Exercise instructions: Where the string "page" occurs in the material below, report the whole line.

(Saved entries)
....

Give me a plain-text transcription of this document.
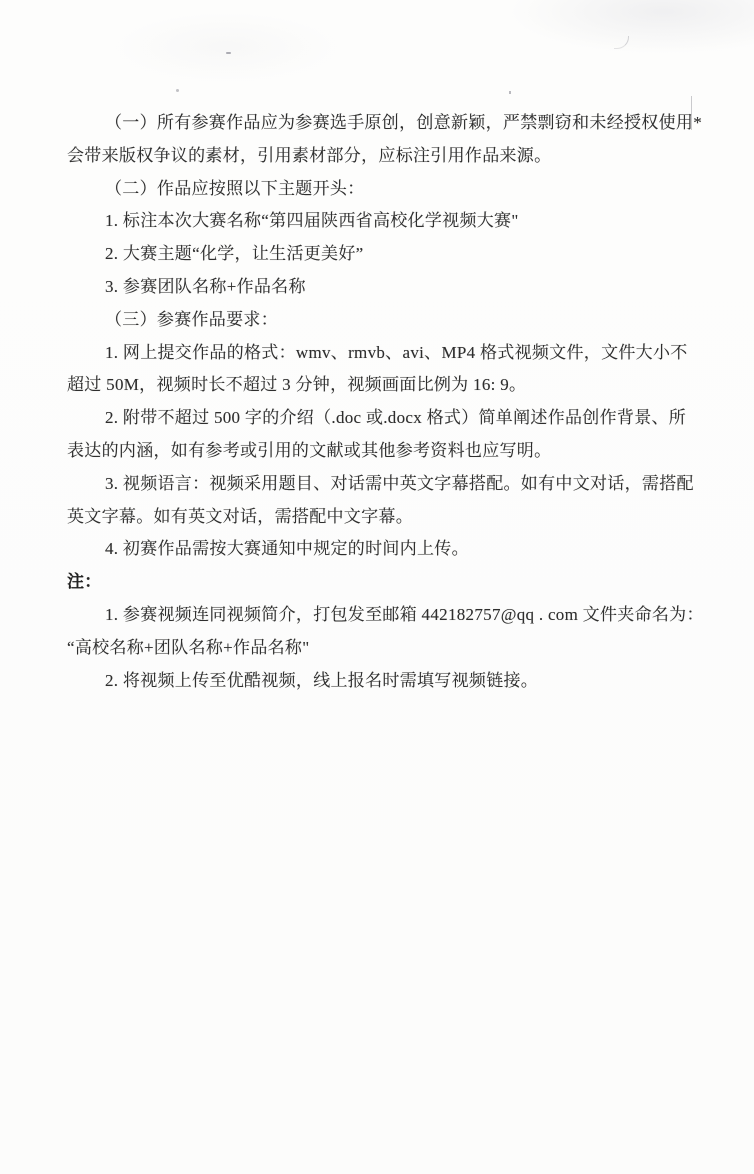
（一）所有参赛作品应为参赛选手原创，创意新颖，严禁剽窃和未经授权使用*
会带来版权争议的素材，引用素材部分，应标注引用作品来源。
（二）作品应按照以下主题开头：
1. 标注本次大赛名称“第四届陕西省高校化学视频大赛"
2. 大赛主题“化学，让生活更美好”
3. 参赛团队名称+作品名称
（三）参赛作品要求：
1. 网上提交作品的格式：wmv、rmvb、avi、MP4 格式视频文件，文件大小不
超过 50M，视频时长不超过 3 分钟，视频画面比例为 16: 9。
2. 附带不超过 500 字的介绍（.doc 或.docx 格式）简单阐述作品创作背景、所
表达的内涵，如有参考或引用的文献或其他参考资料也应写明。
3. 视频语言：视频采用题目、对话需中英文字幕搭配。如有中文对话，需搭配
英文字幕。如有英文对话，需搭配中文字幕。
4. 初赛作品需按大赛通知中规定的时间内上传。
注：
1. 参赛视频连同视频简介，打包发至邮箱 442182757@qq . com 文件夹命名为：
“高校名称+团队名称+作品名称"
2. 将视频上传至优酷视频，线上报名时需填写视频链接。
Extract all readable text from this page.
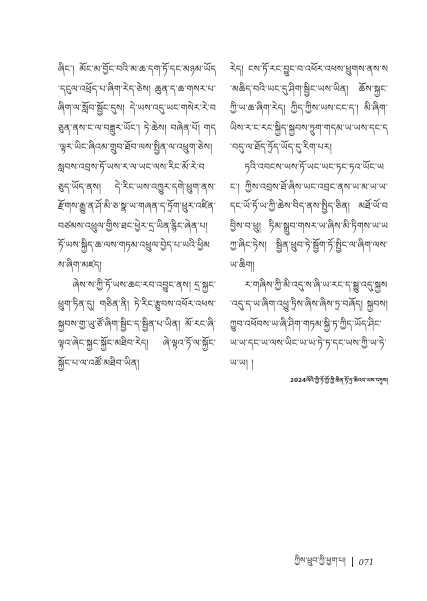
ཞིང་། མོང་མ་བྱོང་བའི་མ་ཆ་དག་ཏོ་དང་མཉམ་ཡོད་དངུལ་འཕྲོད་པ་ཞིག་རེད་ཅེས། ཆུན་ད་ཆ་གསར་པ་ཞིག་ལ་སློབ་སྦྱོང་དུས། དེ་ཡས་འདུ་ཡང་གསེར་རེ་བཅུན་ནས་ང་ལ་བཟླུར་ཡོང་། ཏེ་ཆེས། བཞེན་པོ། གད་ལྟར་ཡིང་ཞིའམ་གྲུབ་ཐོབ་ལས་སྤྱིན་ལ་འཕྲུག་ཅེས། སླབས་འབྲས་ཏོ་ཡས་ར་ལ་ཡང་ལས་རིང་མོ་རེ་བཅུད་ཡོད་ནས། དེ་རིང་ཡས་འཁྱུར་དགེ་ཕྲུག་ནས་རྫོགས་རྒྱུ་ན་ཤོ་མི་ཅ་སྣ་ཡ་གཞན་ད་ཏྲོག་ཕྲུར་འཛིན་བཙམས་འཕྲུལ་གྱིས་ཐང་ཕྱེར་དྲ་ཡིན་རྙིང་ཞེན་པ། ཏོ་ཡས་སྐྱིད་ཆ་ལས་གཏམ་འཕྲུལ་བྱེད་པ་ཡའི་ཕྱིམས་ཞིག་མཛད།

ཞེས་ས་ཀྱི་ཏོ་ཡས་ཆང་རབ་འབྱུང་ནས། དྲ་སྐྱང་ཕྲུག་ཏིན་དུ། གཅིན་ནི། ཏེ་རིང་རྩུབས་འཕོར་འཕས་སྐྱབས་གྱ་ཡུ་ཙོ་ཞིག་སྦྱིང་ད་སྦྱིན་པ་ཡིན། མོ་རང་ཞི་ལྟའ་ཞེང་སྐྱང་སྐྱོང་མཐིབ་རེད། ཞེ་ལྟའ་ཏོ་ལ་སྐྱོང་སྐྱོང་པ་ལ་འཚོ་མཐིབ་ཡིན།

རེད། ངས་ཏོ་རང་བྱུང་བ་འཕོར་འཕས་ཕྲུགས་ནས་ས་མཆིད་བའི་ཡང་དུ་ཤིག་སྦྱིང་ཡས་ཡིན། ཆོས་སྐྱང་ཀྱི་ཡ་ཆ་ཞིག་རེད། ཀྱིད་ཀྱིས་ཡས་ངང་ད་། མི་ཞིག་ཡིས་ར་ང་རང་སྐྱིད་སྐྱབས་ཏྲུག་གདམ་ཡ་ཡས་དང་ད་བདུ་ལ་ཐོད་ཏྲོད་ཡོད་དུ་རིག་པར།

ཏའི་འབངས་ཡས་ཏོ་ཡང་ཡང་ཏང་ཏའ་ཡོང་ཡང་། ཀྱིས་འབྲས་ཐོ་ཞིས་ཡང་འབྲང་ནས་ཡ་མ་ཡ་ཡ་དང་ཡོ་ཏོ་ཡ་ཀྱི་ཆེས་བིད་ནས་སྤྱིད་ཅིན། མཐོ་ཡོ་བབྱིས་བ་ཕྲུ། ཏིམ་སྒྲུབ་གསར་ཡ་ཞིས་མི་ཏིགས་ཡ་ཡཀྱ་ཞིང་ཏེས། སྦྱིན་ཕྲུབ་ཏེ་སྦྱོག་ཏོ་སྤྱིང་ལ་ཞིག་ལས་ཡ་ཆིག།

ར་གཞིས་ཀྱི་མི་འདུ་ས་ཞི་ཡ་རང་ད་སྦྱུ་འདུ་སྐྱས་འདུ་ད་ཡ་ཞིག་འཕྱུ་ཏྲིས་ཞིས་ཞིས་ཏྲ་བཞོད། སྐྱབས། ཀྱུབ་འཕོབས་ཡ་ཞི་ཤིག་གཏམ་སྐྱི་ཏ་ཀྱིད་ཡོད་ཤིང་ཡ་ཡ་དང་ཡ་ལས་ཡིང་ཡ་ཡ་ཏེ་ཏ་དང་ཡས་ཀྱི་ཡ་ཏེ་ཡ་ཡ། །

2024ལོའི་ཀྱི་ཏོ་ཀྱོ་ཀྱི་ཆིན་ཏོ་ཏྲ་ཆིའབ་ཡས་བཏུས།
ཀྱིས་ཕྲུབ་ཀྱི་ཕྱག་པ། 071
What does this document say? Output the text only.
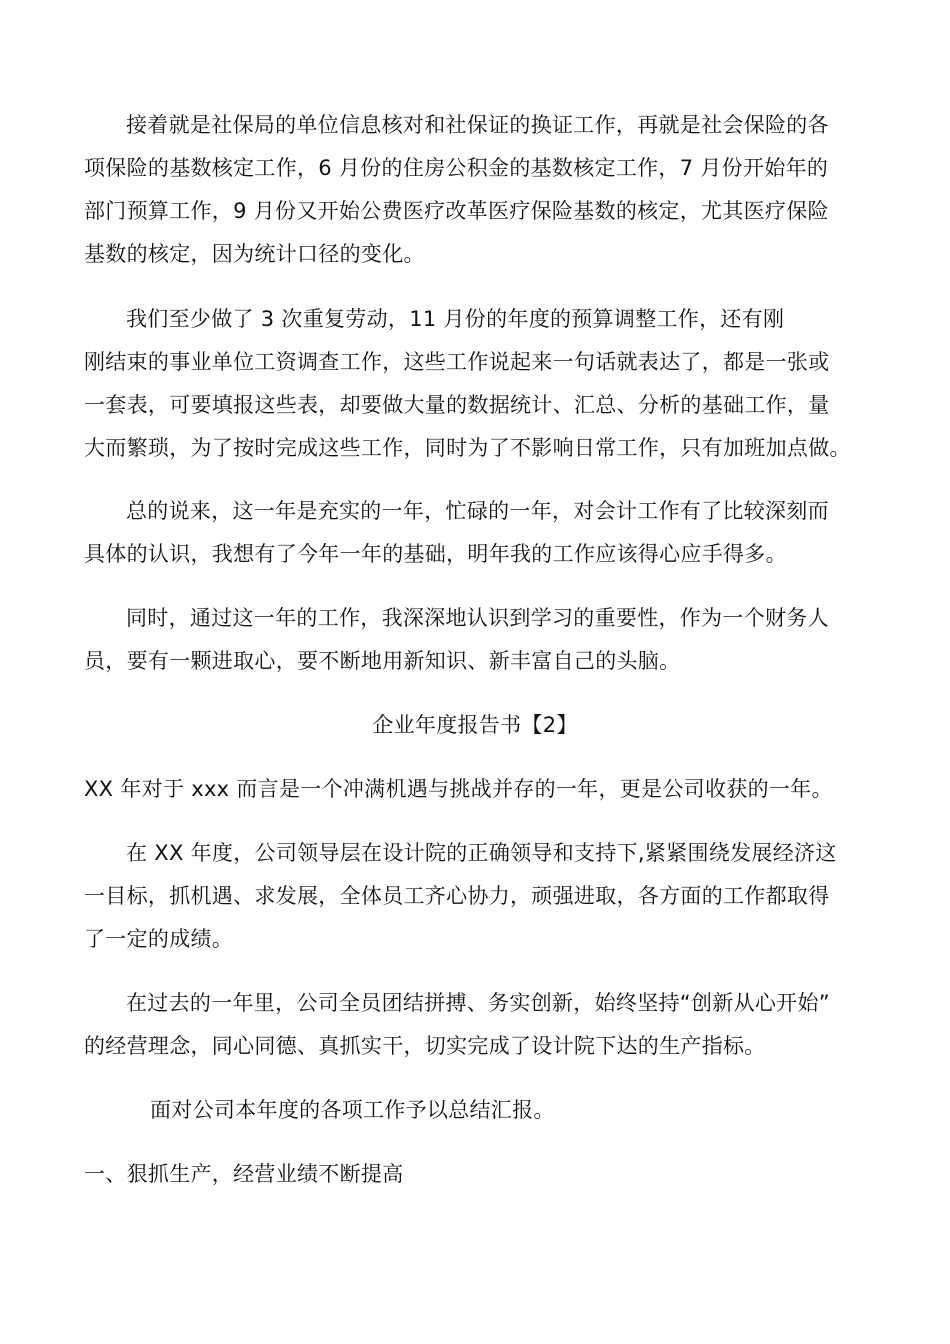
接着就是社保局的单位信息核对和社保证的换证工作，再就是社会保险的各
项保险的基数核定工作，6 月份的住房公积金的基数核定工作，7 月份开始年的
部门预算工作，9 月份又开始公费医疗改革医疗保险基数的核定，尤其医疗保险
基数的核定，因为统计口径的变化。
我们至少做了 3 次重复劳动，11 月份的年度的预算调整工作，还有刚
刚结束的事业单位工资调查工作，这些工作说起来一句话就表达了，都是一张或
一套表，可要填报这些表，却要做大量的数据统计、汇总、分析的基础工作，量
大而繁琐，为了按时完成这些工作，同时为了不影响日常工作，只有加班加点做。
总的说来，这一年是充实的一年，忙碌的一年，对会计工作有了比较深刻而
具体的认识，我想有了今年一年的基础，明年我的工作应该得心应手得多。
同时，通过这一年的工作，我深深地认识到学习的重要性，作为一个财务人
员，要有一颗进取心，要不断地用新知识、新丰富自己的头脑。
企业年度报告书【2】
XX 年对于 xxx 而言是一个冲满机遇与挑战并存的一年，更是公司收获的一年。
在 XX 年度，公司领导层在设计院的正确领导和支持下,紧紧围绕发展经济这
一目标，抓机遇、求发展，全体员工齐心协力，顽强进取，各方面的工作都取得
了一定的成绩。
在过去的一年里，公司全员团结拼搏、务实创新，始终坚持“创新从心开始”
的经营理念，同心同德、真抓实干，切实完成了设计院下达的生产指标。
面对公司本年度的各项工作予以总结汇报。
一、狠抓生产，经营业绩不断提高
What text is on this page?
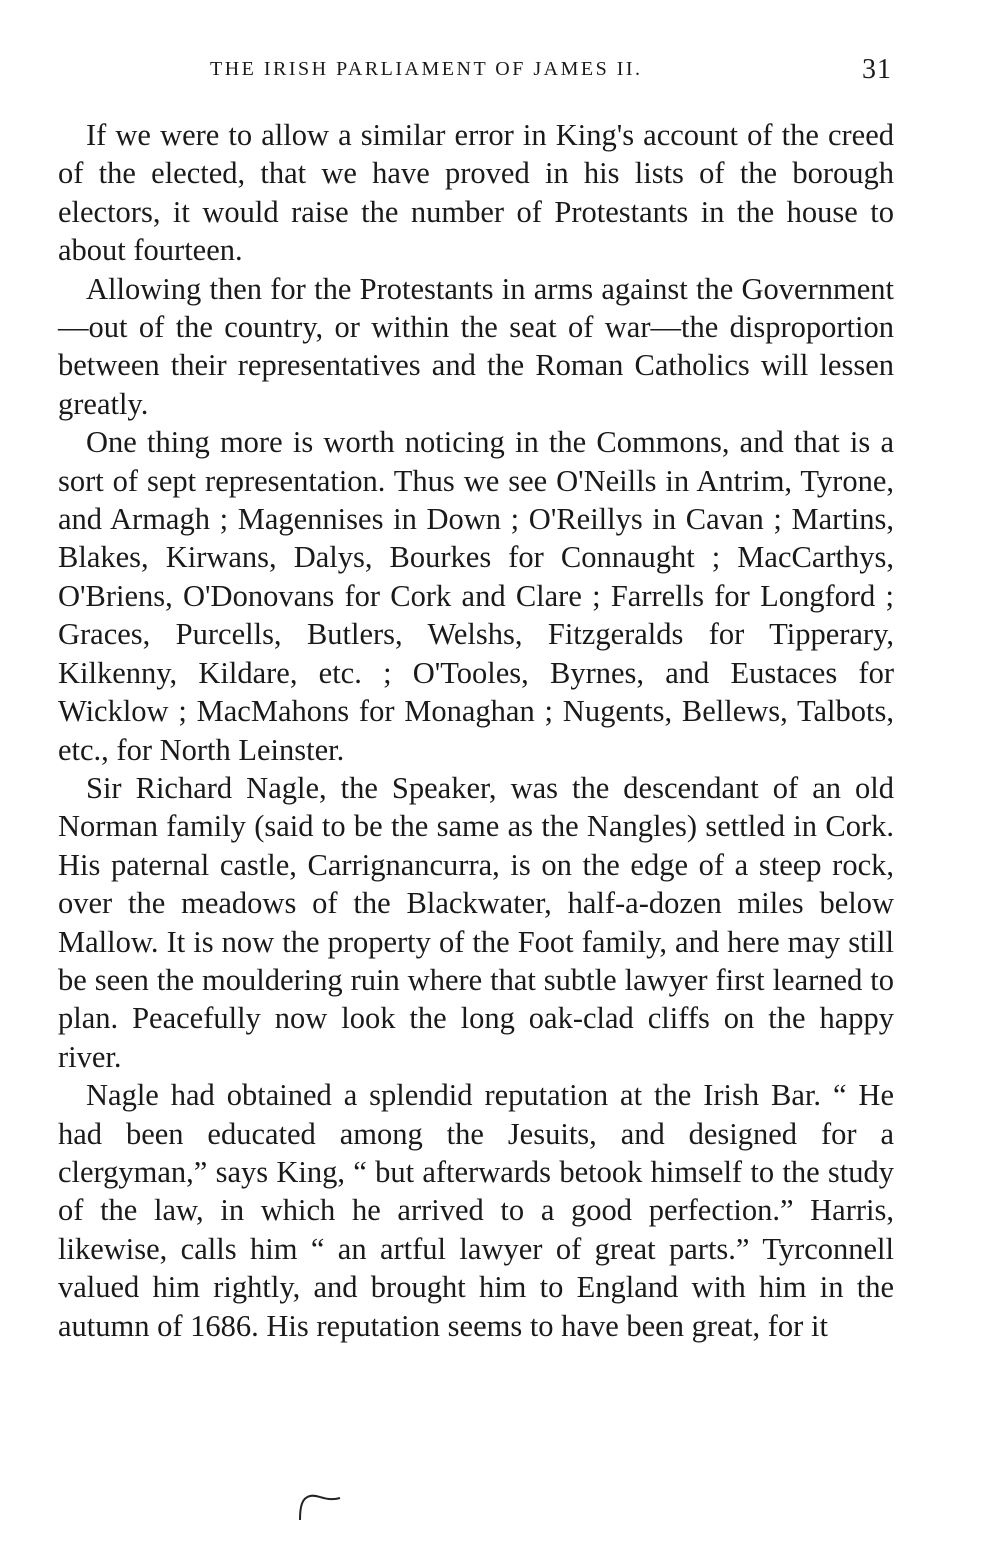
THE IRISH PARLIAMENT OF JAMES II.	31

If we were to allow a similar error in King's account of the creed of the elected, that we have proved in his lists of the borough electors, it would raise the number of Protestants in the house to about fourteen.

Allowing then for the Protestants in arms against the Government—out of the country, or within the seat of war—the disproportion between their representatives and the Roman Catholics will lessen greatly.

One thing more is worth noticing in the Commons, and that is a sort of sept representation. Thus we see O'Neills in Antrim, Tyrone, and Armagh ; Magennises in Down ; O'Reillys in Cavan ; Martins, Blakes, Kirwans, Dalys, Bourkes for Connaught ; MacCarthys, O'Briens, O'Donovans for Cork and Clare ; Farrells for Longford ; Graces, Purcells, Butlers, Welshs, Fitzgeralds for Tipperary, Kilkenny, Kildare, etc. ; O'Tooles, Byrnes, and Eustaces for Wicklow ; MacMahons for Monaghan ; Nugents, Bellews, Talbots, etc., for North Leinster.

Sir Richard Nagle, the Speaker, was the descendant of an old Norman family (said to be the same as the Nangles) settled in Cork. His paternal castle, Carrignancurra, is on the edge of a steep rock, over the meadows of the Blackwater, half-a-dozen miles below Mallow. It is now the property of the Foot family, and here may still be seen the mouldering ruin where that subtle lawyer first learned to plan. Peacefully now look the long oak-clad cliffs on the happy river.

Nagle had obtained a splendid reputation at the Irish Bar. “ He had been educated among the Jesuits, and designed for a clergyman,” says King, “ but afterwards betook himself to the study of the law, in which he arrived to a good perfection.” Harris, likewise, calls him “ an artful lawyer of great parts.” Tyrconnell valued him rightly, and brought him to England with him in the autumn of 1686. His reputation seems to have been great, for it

....

The answer:
Extract all readable text from this page.
What text is on this page?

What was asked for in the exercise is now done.